__What to produce__:
Quote the records that follow in full, leaving the pictures out.

__Task input__:
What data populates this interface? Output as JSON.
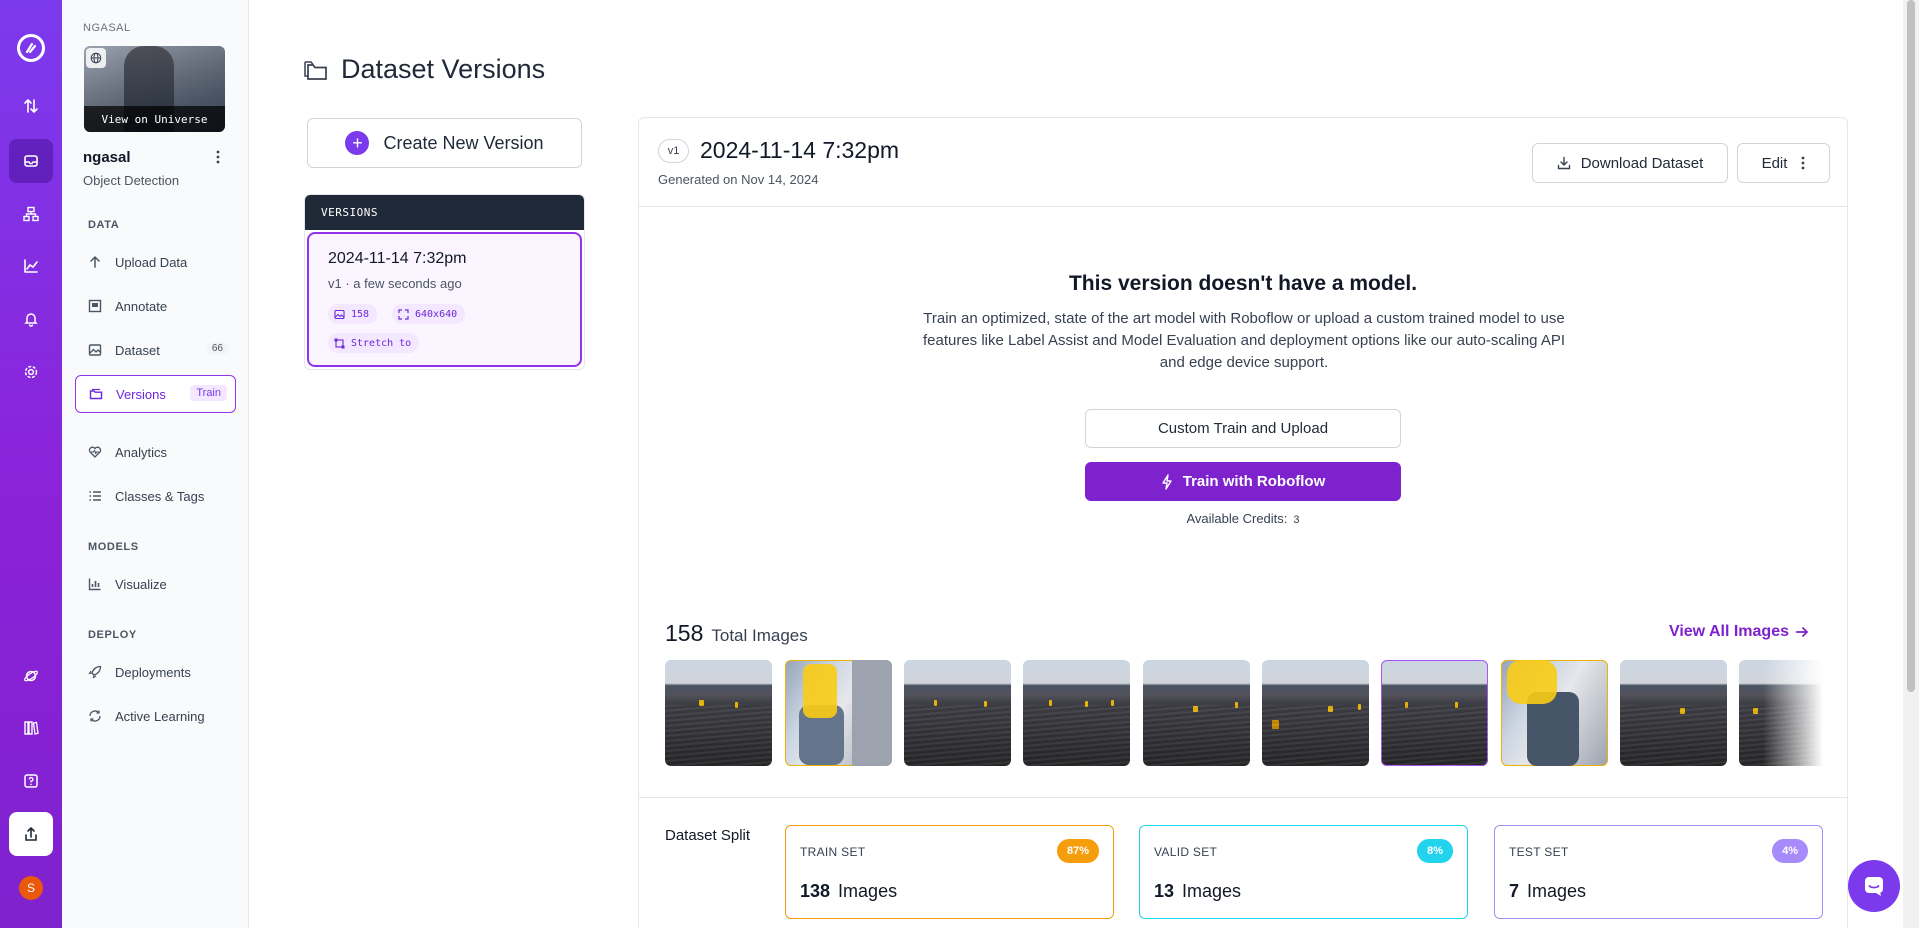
{
  "workspace": {
    "label": "NGASAL",
    "universe_button": "View on Universe"
  },
  "project": {
    "name": "ngasal",
    "type": "Object Detection"
  },
  "nav": {
    "data_heading": "DATA",
    "upload": "Upload Data",
    "annotate": "Annotate",
    "dataset": "Dataset",
    "dataset_count": "66",
    "versions": "Versions",
    "versions_badge": "Train",
    "analytics": "Analytics",
    "classes": "Classes & Tags",
    "models_heading": "MODELS",
    "visualize": "Visualize",
    "deploy_heading": "DEPLOY",
    "deployments": "Deployments",
    "active_learning": "Active Learning"
  },
  "user": {
    "initial": "S"
  },
  "page": {
    "title": "Dataset Versions"
  },
  "create_version": {
    "label": "Create New Version"
  },
  "versions_list": {
    "heading": "VERSIONS",
    "items": [
      {
        "title": "2024-11-14 7:32pm",
        "subtitle": "v1 · a few seconds ago",
        "images": "158",
        "size": "640x640",
        "resize": "Stretch to"
      }
    ]
  },
  "version_detail": {
    "badge": "v1",
    "title": "2024-11-14 7:32pm",
    "generated": "Generated on Nov 14, 2024",
    "download_label": "Download Dataset",
    "edit_label": "Edit",
    "no_model_title": "This version doesn't have a model.",
    "no_model_desc": "Train an optimized, state of the art model with Roboflow or upload a custom trained model to use features like Label Assist and Model Evaluation and deployment options like our auto-scaling API and edge device support.",
    "custom_train_label": "Custom Train and Upload",
    "train_label": "Train with Roboflow",
    "credits_label": "Available Credits:",
    "credits_value": "3",
    "total_images": "158",
    "total_label": "Total Images",
    "view_all_label": "View All Images",
    "split_label": "Dataset Split",
    "splits": [
      {
        "name": "TRAIN SET",
        "percent": "87%",
        "count": "138",
        "unit": "Images",
        "color": "#f59e0b"
      },
      {
        "name": "VALID SET",
        "percent": "8%",
        "count": "13",
        "unit": "Images",
        "color": "#22d3ee"
      },
      {
        "name": "TEST SET",
        "percent": "4%",
        "count": "7",
        "unit": "Images",
        "color": "#a78bfa"
      }
    ]
  },
  "colors": {
    "brand": "#7c3aed",
    "train_button": "#7e22ce",
    "active_border": "#9333ea"
  }
}
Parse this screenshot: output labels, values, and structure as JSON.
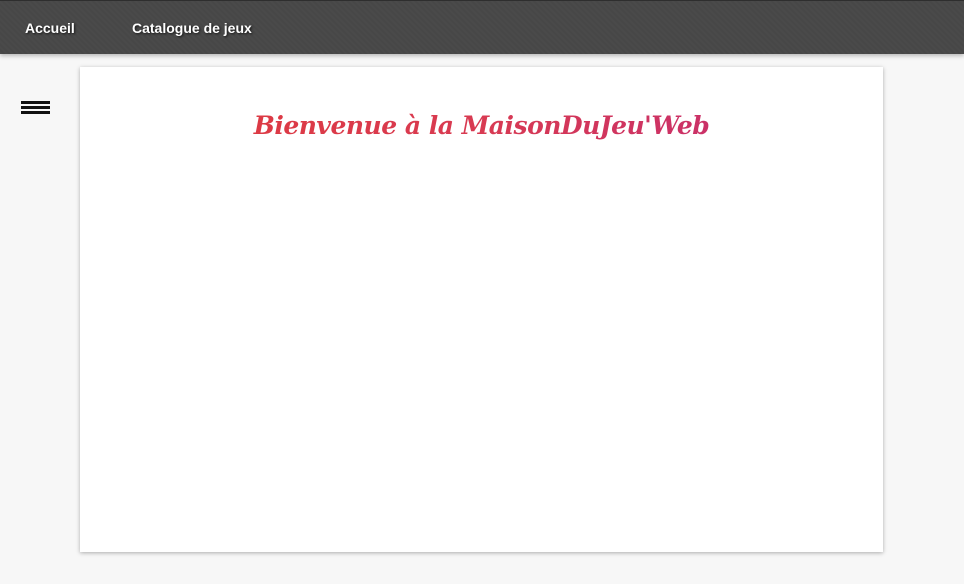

__Finished exercise__:
What data populates this interface? Output as JSON.
{
  "workspace": {
    "label": "NGASAL",
    "universe_button": "View on Universe"
  },
  "project": {
    "name": "ngasal",
    "type": "Object Detection"
  },
  "nav": {
    "data_heading": "DATA",
    "upload": "Upload Data",
    "annotate": "Annotate",
    "dataset": "Dataset",
    "dataset_count": "66",
    "versions": "Versions",
    "versions_badge": "Train",
    "analytics": "Analytics",
    "classes": "Classes & Tags",
    "models_heading": "MODELS",
    "visualize": "Visualize",
    "deploy_heading": "DEPLOY",
    "deployments": "Deployments",
    "active_learning": "Active Learning"
  },
  "user": {
    "initial": "S"
  },
  "page": {
    "title": "Dataset Versions"
  },
  "create_version": {
    "label": "Create New Version"
  },
  "versions_list": {
    "heading": "VERSIONS",
    "items": [
      {
        "title": "2024-11-14 7:32pm",
        "subtitle": "v1 · a few seconds ago",
        "images": "158",
        "size": "640x640",
        "resize": "Stretch to"
      }
    ]
  },
  "version_detail": {
    "badge": "v1",
    "title": "2024-11-14 7:32pm",
    "generated": "Generated on Nov 14, 2024",
    "download_label": "Download Dataset",
    "edit_label": "Edit",
    "no_model_title": "This version doesn't have a model.",
    "no_model_desc": "Train an optimized, state of the art model with Roboflow or upload a custom trained model to use features like Label Assist and Model Evaluation and deployment options like our auto-scaling API and edge device support.",
    "custom_train_label": "Custom Train and Upload",
    "train_label": "Train with Roboflow",
    "credits_label": "Available Credits:",
    "credits_value": "3",
    "total_images": "158",
    "total_label": "Total Images",
    "view_all_label": "View All Images",
    "split_label": "Dataset Split",
    "splits": [
      {
        "name": "TRAIN SET",
        "percent": "87%",
        "count": "138",
        "unit": "Images",
        "color": "#f59e0b"
      },
      {
        "name": "VALID SET",
        "percent": "8%",
        "count": "13",
        "unit": "Images",
        "color": "#22d3ee"
      },
      {
        "name": "TEST SET",
        "percent": "4%",
        "count": "7",
        "unit": "Images",
        "color": "#a78bfa"
      }
    ]
  },
  "colors": {
    "brand": "#7c3aed",
    "train_button": "#7e22ce",
    "active_border": "#9333ea"
  }
}
Parse this screenshot: output labels, values, and structure as JSON.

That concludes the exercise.